Your task is to extract every line from the material below exactly.
:: DATA ::
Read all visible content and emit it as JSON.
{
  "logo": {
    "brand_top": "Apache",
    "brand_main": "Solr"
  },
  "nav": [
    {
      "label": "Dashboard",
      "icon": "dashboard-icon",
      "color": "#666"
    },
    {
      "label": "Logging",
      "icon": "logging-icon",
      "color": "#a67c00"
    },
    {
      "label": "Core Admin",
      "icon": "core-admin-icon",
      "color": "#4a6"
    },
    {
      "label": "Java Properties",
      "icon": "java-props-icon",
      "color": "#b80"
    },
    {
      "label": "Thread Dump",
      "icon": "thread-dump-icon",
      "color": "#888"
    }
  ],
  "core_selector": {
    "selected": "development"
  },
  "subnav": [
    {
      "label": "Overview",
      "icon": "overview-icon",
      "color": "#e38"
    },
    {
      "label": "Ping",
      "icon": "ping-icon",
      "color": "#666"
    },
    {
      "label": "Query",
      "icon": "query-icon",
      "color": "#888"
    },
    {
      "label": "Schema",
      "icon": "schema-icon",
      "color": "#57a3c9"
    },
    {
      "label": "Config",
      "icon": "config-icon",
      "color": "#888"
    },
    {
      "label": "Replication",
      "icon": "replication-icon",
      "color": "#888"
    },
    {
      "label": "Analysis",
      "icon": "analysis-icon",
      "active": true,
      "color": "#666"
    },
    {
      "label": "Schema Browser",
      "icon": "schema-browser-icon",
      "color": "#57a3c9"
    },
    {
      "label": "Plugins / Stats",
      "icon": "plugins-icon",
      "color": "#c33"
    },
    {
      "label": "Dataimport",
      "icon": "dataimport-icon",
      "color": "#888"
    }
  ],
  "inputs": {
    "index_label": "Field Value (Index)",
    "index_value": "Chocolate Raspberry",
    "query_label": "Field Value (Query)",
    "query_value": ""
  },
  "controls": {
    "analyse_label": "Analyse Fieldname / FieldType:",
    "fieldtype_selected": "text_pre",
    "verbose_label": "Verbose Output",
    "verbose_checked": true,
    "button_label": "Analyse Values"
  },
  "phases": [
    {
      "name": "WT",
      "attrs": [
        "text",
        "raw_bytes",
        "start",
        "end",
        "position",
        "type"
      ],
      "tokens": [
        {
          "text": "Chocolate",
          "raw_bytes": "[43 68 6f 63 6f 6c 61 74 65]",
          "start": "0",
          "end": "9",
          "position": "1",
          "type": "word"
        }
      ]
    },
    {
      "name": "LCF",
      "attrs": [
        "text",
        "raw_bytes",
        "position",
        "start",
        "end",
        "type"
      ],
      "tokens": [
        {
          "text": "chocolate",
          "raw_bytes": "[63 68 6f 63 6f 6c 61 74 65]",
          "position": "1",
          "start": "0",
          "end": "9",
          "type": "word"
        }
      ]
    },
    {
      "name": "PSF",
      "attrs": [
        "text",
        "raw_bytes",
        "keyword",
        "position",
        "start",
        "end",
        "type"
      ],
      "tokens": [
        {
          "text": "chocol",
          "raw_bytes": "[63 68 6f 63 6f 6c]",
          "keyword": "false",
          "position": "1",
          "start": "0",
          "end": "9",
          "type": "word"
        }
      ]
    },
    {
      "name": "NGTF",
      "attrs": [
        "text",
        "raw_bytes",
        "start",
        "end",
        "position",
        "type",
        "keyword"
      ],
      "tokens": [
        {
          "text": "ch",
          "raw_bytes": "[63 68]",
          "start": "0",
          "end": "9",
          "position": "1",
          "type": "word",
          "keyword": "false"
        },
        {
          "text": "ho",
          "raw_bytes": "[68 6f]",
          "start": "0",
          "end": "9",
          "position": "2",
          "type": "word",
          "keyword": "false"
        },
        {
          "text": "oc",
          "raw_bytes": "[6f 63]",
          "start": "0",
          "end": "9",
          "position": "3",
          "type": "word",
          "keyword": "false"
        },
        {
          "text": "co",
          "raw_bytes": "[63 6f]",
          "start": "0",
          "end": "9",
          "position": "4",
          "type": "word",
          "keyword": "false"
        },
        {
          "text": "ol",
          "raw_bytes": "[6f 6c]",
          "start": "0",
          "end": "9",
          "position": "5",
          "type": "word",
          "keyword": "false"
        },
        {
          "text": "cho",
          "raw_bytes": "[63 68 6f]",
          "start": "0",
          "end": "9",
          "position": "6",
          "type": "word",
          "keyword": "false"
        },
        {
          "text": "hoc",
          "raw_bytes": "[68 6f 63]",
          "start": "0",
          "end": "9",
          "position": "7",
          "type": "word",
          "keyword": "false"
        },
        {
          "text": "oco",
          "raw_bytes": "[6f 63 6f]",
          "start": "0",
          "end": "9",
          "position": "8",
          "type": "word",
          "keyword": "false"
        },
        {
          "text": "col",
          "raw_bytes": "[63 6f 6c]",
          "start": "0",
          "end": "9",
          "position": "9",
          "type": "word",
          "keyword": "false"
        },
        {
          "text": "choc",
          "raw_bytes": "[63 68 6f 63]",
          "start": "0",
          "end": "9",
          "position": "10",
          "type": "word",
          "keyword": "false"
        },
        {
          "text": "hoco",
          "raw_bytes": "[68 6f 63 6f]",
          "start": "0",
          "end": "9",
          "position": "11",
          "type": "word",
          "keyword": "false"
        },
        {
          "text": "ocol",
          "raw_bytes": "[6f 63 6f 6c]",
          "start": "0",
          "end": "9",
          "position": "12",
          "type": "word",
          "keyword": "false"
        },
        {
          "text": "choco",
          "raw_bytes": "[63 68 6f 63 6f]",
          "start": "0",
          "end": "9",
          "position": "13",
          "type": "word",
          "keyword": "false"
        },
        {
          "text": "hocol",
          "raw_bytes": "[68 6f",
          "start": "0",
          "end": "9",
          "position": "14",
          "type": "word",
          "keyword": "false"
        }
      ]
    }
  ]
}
:::
**RESULT OF THE TASK:**
Read all visible content and emit it as JSON.
{
  "logo": {
    "brand_top": "Apache",
    "brand_main": "Solr"
  },
  "nav": [
    {
      "label": "Dashboard",
      "icon": "dashboard-icon",
      "color": "#666"
    },
    {
      "label": "Logging",
      "icon": "logging-icon",
      "color": "#a67c00"
    },
    {
      "label": "Core Admin",
      "icon": "core-admin-icon",
      "color": "#4a6"
    },
    {
      "label": "Java Properties",
      "icon": "java-props-icon",
      "color": "#b80"
    },
    {
      "label": "Thread Dump",
      "icon": "thread-dump-icon",
      "color": "#888"
    }
  ],
  "core_selector": {
    "selected": "development"
  },
  "subnav": [
    {
      "label": "Overview",
      "icon": "overview-icon",
      "color": "#e38"
    },
    {
      "label": "Ping",
      "icon": "ping-icon",
      "color": "#666"
    },
    {
      "label": "Query",
      "icon": "query-icon",
      "color": "#888"
    },
    {
      "label": "Schema",
      "icon": "schema-icon",
      "color": "#57a3c9"
    },
    {
      "label": "Config",
      "icon": "config-icon",
      "color": "#888"
    },
    {
      "label": "Replication",
      "icon": "replication-icon",
      "color": "#888"
    },
    {
      "label": "Analysis",
      "icon": "analysis-icon",
      "active": true,
      "color": "#666"
    },
    {
      "label": "Schema Browser",
      "icon": "schema-browser-icon",
      "color": "#57a3c9"
    },
    {
      "label": "Plugins / Stats",
      "icon": "plugins-icon",
      "color": "#c33"
    },
    {
      "label": "Dataimport",
      "icon": "dataimport-icon",
      "color": "#888"
    }
  ],
  "inputs": {
    "index_label": "Field Value (Index)",
    "index_value": "Chocolate Raspberry",
    "query_label": "Field Value (Query)",
    "query_value": ""
  },
  "controls": {
    "analyse_label": "Analyse Fieldname / FieldType:",
    "fieldtype_selected": "text_pre",
    "verbose_label": "Verbose Output",
    "verbose_checked": true,
    "button_label": "Analyse Values"
  },
  "phases": [
    {
      "name": "WT",
      "attrs": [
        "text",
        "raw_bytes",
        "start",
        "end",
        "position",
        "type"
      ],
      "tokens": [
        {
          "text": "Chocolate",
          "raw_bytes": "[43 68 6f 63 6f 6c 61 74 65]",
          "start": "0",
          "end": "9",
          "position": "1",
          "type": "word"
        }
      ]
    },
    {
      "name": "LCF",
      "attrs": [
        "text",
        "raw_bytes",
        "position",
        "start",
        "end",
        "type"
      ],
      "tokens": [
        {
          "text": "chocolate",
          "raw_bytes": "[63 68 6f 63 6f 6c 61 74 65]",
          "position": "1",
          "start": "0",
          "end": "9",
          "type": "word"
        }
      ]
    },
    {
      "name": "PSF",
      "attrs": [
        "text",
        "raw_bytes",
        "keyword",
        "position",
        "start",
        "end",
        "type"
      ],
      "tokens": [
        {
          "text": "chocol",
          "raw_bytes": "[63 68 6f 63 6f 6c]",
          "keyword": "false",
          "position": "1",
          "start": "0",
          "end": "9",
          "type": "word"
        }
      ]
    },
    {
      "name": "NGTF",
      "attrs": [
        "text",
        "raw_bytes",
        "start",
        "end",
        "position",
        "type",
        "keyword"
      ],
      "tokens": [
        {
          "text": "ch",
          "raw_bytes": "[63 68]",
          "start": "0",
          "end": "9",
          "position": "1",
          "type": "word",
          "keyword": "false"
        },
        {
          "text": "ho",
          "raw_bytes": "[68 6f]",
          "start": "0",
          "end": "9",
          "position": "2",
          "type": "word",
          "keyword": "false"
        },
        {
          "text": "oc",
          "raw_bytes": "[6f 63]",
          "start": "0",
          "end": "9",
          "position": "3",
          "type": "word",
          "keyword": "false"
        },
        {
          "text": "co",
          "raw_bytes": "[63 6f]",
          "start": "0",
          "end": "9",
          "position": "4",
          "type": "word",
          "keyword": "false"
        },
        {
          "text": "ol",
          "raw_bytes": "[6f 6c]",
          "start": "0",
          "end": "9",
          "position": "5",
          "type": "word",
          "keyword": "false"
        },
        {
          "text": "cho",
          "raw_bytes": "[63 68 6f]",
          "start": "0",
          "end": "9",
          "position": "6",
          "type": "word",
          "keyword": "false"
        },
        {
          "text": "hoc",
          "raw_bytes": "[68 6f 63]",
          "start": "0",
          "end": "9",
          "position": "7",
          "type": "word",
          "keyword": "false"
        },
        {
          "text": "oco",
          "raw_bytes": "[6f 63 6f]",
          "start": "0",
          "end": "9",
          "position": "8",
          "type": "word",
          "keyword": "false"
        },
        {
          "text": "col",
          "raw_bytes": "[63 6f 6c]",
          "start": "0",
          "end": "9",
          "position": "9",
          "type": "word",
          "keyword": "false"
        },
        {
          "text": "choc",
          "raw_bytes": "[63 68 6f 63]",
          "start": "0",
          "end": "9",
          "position": "10",
          "type": "word",
          "keyword": "false"
        },
        {
          "text": "hoco",
          "raw_bytes": "[68 6f 63 6f]",
          "start": "0",
          "end": "9",
          "position": "11",
          "type": "word",
          "keyword": "false"
        },
        {
          "text": "ocol",
          "raw_bytes": "[6f 63 6f 6c]",
          "start": "0",
          "end": "9",
          "position": "12",
          "type": "word",
          "keyword": "false"
        },
        {
          "text": "choco",
          "raw_bytes": "[63 68 6f 63 6f]",
          "start": "0",
          "end": "9",
          "position": "13",
          "type": "word",
          "keyword": "false"
        },
        {
          "text": "hocol",
          "raw_bytes": "[68 6f",
          "start": "0",
          "end": "9",
          "position": "14",
          "type": "word",
          "keyword": "false"
        }
      ]
    }
  ]
}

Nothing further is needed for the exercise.